DATASET ROWS
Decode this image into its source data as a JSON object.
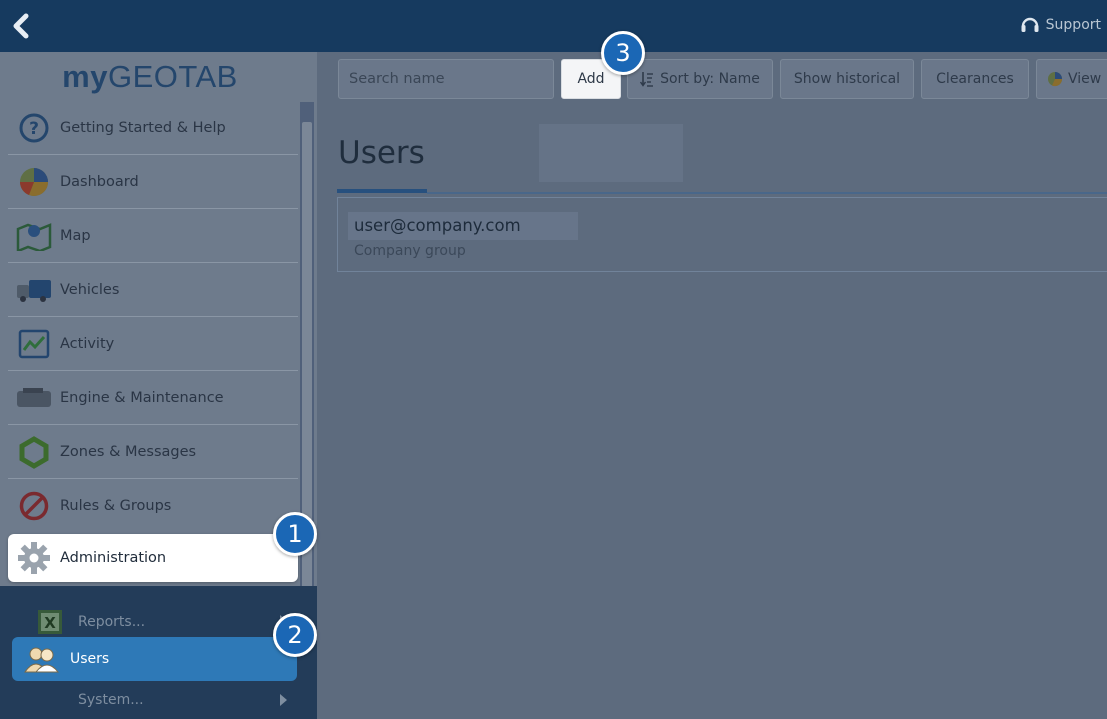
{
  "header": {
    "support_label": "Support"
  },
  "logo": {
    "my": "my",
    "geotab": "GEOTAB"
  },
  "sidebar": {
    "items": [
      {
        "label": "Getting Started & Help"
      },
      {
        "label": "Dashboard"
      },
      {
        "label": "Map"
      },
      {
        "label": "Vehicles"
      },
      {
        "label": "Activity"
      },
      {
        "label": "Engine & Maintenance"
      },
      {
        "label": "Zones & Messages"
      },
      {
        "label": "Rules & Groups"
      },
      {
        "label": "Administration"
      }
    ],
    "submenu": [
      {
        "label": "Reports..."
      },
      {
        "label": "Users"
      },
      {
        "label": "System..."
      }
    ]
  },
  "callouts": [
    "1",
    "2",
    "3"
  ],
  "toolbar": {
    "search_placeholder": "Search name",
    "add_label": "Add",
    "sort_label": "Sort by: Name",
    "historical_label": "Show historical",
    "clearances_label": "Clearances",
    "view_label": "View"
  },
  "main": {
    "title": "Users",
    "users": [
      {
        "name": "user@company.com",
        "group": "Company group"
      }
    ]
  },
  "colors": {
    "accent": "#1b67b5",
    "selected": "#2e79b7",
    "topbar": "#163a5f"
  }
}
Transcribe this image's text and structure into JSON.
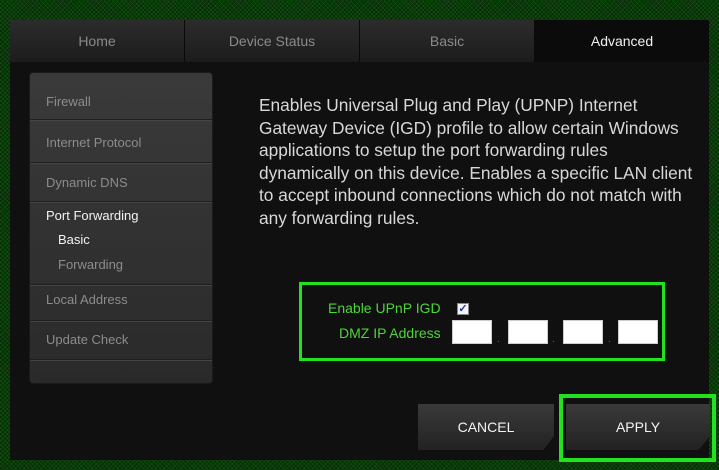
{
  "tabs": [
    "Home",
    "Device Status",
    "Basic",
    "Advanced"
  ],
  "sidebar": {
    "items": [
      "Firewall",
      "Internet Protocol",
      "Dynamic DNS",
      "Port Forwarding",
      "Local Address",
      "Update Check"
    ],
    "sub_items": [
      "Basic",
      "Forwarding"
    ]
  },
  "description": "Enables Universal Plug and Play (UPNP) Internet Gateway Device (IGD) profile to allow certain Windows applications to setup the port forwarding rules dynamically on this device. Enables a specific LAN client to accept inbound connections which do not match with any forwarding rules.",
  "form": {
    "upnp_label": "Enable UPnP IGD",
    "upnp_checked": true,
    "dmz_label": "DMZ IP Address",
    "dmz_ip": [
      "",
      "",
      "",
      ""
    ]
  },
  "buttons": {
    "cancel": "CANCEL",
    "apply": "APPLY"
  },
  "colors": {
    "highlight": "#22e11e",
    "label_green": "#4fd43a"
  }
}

TASK PROMPT
Pick out each line in the material containing "Internet".

RESPONSE TO THIS EXERCISE
      "Internet Protocol",
  "description": "Enables Universal Plug and Play (UPNP) Internet Gateway Device (IGD) profile to allow certain Windows applications to setup the port forwarding rules dynamically on this device. Enables a specific LAN client to accept inbound connections which do not match with any forwarding rules.",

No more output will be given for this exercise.